**Entries shown**:
[Start]
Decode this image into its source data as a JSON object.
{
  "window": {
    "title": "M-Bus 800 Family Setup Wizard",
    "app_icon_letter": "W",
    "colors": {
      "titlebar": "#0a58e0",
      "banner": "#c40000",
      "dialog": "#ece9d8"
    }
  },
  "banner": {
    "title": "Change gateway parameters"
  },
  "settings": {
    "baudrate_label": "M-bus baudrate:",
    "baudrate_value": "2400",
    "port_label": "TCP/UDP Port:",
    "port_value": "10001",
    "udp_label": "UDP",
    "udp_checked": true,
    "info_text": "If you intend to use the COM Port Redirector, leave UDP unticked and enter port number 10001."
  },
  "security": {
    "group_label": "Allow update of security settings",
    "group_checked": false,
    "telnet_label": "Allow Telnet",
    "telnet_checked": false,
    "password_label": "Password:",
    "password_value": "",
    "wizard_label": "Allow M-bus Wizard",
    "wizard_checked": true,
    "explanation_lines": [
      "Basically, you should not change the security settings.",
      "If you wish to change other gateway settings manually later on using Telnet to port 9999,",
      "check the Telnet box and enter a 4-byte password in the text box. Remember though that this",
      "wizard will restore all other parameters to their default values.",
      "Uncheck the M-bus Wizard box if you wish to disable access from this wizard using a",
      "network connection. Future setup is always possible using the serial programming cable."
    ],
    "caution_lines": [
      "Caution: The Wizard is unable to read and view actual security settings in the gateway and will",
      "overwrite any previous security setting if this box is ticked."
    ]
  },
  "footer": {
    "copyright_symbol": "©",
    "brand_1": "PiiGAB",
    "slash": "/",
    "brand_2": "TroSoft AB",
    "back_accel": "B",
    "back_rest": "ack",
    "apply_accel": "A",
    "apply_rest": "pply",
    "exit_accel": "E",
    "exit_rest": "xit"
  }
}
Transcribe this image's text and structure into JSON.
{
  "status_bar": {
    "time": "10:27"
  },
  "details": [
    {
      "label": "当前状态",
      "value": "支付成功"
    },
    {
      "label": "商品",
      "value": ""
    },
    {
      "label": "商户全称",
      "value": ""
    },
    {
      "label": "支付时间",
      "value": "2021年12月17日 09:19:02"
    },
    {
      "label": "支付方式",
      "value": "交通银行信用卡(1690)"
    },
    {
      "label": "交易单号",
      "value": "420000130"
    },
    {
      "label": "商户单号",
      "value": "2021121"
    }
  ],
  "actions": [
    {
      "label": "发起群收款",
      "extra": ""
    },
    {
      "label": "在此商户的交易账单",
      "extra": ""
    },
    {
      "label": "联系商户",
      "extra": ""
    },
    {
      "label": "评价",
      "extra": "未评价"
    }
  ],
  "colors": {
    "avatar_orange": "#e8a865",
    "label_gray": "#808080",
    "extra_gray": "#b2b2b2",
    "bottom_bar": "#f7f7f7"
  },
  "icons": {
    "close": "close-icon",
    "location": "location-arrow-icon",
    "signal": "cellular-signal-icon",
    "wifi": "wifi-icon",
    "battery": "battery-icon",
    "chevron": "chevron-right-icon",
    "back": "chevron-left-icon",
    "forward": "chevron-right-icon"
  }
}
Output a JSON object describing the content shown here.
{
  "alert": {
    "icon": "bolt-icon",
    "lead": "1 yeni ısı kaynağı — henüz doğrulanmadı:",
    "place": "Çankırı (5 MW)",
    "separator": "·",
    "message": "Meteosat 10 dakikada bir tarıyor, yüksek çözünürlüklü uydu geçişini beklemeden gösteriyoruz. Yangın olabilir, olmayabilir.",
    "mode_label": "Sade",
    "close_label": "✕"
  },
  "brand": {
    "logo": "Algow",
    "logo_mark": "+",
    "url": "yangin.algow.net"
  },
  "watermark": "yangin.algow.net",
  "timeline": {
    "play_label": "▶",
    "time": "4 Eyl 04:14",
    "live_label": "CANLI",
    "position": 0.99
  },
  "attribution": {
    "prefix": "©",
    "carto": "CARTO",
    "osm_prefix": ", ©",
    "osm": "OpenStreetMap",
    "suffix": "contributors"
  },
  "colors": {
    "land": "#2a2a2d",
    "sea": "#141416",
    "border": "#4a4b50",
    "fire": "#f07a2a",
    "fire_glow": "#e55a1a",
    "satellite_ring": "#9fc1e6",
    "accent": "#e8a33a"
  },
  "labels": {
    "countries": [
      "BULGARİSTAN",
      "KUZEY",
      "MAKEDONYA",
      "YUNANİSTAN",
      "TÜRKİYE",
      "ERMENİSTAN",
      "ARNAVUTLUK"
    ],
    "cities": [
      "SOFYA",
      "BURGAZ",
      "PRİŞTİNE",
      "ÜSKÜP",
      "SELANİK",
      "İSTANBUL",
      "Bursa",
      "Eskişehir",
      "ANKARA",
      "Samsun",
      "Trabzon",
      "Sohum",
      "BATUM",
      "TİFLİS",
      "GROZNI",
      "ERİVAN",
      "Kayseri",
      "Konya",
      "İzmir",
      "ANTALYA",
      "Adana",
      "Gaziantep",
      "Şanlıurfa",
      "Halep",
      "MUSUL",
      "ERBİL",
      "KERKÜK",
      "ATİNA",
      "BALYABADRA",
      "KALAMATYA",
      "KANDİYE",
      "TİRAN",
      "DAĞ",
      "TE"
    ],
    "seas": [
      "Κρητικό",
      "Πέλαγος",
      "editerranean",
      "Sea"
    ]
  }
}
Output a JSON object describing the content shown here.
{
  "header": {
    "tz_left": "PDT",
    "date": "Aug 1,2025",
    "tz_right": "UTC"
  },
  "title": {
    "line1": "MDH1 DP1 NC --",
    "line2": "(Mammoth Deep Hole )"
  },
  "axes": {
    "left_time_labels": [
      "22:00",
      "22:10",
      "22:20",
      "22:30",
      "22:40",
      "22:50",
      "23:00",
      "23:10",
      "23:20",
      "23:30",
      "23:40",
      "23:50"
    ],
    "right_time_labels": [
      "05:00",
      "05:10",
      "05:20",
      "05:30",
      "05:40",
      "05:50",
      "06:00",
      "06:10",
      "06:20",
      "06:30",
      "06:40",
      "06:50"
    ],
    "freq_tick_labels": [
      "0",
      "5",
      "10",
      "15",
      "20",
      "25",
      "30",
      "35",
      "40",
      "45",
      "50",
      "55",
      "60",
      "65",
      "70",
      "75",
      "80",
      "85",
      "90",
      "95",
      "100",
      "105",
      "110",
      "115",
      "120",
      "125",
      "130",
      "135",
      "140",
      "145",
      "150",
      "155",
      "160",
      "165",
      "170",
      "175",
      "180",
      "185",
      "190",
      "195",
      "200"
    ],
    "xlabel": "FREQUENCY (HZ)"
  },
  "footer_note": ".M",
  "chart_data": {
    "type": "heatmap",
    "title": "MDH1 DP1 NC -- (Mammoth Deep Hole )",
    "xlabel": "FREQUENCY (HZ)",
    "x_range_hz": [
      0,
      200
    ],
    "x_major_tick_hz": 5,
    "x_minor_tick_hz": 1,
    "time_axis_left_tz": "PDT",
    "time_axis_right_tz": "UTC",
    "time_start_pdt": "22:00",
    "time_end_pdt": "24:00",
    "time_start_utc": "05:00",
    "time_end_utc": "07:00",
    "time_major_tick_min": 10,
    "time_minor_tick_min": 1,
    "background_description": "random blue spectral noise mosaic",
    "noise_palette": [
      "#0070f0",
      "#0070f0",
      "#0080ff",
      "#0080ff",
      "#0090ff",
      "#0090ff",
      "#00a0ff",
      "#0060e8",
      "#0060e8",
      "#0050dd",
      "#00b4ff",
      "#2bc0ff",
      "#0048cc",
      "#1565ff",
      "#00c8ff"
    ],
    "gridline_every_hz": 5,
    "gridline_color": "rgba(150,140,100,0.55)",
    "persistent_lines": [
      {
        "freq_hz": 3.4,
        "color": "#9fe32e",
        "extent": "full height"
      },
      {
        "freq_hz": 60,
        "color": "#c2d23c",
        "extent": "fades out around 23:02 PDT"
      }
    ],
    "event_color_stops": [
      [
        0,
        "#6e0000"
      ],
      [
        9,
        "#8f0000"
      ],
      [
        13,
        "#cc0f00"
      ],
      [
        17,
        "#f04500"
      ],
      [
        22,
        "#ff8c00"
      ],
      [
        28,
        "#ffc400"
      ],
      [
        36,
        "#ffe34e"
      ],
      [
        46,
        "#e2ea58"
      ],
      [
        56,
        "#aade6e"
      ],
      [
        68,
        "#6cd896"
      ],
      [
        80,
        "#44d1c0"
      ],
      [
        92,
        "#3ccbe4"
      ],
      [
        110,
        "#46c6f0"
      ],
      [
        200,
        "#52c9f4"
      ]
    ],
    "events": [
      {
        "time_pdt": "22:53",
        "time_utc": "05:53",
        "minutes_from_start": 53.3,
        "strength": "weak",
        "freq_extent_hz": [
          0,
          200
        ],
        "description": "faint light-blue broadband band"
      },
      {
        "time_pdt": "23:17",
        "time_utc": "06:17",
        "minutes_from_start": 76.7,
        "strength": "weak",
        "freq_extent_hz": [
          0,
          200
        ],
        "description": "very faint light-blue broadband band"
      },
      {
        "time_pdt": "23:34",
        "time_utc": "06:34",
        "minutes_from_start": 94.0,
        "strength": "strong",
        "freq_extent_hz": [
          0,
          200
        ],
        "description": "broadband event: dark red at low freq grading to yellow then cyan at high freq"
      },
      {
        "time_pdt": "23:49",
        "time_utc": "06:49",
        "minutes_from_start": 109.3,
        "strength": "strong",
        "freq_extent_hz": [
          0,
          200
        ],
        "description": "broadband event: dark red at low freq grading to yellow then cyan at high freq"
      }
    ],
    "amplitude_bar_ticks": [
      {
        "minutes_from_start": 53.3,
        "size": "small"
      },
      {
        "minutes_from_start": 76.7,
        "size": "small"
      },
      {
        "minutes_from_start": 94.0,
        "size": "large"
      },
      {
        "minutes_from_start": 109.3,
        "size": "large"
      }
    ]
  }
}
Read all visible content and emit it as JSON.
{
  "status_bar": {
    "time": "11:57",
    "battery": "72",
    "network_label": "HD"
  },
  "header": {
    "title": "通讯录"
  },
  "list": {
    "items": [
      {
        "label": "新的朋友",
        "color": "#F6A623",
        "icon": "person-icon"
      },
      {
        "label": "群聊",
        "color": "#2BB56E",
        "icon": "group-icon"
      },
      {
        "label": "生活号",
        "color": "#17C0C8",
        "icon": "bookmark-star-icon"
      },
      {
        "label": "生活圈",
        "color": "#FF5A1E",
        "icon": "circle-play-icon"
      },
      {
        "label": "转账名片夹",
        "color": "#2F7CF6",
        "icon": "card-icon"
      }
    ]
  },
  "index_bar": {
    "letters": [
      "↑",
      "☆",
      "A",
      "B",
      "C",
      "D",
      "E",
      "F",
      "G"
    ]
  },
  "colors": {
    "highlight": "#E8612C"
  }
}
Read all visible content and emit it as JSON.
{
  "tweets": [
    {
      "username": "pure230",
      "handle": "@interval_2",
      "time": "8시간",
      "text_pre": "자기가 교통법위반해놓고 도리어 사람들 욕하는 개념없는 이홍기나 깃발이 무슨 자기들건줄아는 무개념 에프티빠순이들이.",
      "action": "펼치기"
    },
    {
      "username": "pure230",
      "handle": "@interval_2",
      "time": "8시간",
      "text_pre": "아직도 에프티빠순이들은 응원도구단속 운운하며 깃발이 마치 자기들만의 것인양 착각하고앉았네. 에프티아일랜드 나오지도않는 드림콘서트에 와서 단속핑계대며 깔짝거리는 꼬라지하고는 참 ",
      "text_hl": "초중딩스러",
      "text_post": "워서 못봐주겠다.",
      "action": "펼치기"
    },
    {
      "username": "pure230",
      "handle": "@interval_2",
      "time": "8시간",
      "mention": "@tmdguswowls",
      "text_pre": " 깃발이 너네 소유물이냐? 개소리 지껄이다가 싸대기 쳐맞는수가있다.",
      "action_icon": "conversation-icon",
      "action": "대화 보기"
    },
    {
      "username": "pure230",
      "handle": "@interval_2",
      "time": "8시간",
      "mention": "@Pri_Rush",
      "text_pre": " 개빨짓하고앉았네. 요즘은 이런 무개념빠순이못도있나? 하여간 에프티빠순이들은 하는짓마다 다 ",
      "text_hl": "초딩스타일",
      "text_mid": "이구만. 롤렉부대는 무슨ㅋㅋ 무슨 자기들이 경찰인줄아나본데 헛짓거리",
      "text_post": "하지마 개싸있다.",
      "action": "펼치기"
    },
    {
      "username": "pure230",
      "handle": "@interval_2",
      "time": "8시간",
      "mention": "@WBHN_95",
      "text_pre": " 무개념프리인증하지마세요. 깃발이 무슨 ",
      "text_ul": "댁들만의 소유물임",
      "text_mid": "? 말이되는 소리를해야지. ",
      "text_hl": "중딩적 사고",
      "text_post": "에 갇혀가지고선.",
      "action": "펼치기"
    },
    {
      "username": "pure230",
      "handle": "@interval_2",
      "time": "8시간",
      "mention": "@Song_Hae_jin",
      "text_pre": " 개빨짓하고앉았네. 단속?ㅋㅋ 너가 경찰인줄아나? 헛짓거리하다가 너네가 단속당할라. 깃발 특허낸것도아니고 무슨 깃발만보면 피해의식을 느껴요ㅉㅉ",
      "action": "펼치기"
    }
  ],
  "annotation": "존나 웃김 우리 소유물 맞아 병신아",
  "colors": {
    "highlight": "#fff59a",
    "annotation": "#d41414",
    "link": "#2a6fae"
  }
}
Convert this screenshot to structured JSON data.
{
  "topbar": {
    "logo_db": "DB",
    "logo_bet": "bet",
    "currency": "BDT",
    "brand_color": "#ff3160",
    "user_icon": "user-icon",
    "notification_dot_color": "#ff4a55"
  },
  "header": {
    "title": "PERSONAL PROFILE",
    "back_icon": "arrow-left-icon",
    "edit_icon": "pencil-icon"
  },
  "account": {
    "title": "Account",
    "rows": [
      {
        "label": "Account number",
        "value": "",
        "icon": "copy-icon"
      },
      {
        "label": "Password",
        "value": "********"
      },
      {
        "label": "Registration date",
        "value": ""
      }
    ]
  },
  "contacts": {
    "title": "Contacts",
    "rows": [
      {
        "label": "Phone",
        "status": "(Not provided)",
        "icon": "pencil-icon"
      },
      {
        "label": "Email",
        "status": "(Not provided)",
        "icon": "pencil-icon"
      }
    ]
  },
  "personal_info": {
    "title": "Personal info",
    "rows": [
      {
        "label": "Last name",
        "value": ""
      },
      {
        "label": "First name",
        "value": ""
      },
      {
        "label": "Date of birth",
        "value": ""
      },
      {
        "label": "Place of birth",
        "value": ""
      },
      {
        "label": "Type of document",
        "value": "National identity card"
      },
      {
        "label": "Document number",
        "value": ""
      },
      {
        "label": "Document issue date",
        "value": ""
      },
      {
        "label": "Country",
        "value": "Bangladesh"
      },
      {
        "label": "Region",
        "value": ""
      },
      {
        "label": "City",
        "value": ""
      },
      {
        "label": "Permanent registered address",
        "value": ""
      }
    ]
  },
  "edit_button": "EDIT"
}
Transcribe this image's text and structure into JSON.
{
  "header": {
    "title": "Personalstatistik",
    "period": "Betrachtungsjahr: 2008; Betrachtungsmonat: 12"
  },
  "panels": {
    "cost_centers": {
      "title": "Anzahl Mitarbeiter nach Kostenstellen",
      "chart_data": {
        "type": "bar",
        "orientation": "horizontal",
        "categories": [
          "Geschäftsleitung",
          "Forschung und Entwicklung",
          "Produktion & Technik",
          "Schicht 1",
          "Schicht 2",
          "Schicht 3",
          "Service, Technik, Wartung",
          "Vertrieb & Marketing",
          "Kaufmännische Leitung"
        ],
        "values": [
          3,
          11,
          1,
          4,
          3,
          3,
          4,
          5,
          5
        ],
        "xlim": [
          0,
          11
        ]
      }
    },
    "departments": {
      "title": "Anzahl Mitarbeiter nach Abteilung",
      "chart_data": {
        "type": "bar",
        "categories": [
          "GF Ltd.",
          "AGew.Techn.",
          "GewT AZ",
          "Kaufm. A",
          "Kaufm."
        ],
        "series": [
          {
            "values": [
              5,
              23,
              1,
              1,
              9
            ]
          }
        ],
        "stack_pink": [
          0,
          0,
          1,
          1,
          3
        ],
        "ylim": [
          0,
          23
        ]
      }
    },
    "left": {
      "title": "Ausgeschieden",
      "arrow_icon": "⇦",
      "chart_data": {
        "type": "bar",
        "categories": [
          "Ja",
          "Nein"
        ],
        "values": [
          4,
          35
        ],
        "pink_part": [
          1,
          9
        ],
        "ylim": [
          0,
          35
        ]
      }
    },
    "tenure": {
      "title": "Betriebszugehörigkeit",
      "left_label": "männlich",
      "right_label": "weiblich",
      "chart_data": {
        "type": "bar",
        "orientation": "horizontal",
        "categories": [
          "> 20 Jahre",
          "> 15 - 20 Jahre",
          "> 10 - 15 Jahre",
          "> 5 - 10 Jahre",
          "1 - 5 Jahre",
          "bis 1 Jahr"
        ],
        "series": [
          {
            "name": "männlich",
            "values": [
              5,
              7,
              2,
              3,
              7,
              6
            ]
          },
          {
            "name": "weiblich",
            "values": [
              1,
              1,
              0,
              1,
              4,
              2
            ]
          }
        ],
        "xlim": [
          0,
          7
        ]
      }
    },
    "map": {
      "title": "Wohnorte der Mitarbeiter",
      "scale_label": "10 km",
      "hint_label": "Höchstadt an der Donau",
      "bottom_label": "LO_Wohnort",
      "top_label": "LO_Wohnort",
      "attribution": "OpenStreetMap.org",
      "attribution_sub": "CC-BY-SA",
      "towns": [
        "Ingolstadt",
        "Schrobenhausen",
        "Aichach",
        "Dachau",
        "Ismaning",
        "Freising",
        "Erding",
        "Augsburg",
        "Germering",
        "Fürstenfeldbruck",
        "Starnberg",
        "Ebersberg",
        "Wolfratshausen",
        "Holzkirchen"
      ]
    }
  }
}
[End]
**Requirements**: Filter out every line that lacks the word "this", and copy the rest.

**Problem solution**:
Decode this image into its source data as a JSON object.
      "check the Telnet box and enter a 4-byte password in the text box. Remember though that this",
      "Uncheck the M-bus Wizard box if you wish to disable access from this wizard using a",
      "overwrite any previous security setting if this box is ticked."
Transcribe this image's text and structure into JSON.
Convert this screenshot to structured JSON data.
Transcribe this image's text and structure into JSON.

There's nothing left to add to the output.